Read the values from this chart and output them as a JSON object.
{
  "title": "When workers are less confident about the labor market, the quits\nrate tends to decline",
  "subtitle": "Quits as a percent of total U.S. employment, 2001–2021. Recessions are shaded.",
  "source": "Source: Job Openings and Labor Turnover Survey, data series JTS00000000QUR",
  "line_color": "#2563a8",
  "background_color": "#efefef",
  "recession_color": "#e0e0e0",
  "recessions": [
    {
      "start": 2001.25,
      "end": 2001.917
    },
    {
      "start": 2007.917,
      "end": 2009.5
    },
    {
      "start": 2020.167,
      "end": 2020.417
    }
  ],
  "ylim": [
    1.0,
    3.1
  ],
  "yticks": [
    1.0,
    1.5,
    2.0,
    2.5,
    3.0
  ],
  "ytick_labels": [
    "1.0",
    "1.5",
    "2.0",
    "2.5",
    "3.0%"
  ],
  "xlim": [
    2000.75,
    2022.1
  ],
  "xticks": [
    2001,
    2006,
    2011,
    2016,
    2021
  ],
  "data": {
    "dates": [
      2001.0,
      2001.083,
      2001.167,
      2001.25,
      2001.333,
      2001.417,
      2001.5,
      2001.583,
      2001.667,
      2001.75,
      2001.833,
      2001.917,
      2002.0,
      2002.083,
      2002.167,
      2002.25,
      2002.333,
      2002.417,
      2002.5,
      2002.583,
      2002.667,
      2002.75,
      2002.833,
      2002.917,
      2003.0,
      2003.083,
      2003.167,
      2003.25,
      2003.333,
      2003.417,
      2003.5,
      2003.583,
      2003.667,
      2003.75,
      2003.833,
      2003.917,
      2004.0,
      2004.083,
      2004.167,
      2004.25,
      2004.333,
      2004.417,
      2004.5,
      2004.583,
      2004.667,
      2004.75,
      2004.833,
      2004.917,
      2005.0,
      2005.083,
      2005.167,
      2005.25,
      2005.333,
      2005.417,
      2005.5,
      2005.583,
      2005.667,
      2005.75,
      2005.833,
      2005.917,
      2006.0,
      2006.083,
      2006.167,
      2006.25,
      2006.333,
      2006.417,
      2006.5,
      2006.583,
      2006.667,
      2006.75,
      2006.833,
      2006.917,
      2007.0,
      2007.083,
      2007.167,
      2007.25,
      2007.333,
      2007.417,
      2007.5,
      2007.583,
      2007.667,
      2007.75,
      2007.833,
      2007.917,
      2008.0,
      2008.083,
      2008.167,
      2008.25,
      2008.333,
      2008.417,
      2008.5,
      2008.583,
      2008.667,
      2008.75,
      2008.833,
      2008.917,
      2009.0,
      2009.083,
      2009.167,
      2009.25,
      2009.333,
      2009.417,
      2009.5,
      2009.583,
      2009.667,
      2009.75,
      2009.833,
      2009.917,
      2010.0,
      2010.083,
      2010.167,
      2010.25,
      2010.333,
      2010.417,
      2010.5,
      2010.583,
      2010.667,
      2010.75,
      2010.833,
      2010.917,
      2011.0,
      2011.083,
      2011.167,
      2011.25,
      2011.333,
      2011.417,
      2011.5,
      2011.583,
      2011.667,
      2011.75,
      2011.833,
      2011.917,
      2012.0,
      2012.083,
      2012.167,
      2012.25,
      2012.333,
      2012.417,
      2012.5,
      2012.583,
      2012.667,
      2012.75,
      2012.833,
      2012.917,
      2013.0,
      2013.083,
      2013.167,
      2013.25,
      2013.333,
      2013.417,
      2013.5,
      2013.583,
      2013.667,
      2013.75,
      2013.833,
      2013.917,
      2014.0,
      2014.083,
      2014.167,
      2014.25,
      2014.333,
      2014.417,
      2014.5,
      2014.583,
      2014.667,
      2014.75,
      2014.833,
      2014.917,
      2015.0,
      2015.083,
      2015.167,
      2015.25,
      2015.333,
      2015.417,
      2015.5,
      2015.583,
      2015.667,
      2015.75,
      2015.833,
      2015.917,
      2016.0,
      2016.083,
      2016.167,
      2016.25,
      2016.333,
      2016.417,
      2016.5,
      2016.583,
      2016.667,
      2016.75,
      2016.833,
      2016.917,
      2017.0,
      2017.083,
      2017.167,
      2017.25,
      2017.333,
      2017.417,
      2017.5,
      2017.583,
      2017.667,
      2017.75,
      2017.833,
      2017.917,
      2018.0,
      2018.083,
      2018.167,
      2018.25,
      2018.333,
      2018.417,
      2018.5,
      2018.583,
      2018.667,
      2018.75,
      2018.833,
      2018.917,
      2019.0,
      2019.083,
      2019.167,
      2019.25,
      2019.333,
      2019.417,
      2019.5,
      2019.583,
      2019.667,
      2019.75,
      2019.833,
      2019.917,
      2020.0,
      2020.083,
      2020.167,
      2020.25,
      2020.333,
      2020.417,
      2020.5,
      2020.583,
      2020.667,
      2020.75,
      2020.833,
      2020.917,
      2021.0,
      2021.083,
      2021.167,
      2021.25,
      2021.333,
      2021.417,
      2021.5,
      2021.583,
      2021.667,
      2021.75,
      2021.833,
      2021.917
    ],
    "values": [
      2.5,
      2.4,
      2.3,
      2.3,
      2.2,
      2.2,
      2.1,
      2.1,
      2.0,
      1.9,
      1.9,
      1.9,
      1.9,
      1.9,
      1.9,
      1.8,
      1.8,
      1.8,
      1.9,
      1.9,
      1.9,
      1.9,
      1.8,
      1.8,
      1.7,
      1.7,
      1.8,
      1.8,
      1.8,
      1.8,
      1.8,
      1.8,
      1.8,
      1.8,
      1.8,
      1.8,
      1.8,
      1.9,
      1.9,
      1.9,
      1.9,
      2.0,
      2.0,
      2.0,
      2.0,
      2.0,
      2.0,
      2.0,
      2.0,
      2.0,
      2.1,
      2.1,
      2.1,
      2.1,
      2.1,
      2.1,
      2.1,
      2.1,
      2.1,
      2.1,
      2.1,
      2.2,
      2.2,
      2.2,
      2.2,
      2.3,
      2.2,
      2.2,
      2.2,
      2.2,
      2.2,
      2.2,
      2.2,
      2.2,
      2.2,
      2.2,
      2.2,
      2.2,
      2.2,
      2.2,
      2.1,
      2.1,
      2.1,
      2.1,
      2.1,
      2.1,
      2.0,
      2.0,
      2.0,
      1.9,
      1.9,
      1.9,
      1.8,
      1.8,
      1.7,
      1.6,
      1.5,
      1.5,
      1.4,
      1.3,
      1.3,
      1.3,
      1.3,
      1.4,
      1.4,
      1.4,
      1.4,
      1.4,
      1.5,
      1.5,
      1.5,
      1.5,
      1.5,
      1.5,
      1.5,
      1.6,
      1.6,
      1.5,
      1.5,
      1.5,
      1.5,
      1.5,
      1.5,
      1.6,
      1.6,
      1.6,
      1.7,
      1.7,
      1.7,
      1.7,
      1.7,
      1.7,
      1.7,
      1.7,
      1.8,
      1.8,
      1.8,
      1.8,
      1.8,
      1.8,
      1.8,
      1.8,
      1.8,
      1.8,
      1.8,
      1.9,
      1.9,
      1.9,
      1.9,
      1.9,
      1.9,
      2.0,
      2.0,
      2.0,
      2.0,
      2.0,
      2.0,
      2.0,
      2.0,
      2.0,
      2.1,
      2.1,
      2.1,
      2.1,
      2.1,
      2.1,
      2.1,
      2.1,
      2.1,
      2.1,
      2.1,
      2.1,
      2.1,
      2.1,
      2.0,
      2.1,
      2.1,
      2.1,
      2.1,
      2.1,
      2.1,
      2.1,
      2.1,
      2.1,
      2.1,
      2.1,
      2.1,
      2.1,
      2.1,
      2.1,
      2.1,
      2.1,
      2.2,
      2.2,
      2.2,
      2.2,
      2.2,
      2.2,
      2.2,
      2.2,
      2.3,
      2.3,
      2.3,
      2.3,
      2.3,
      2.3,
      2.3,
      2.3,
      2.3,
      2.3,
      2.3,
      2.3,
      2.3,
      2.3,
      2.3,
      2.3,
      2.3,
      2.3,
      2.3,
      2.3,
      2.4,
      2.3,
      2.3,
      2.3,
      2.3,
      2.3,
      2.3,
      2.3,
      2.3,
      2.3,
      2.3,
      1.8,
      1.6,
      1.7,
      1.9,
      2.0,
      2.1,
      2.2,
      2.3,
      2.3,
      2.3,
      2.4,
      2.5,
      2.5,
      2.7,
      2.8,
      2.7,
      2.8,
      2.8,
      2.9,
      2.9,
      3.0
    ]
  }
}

● **Short problem**: Copy every line of the entries above in which "data" occurs.

● **Response to the task**:
  "source": "Source: Job Openings and Labor Turnover Survey, data series JTS00000000QUR",
  "data": {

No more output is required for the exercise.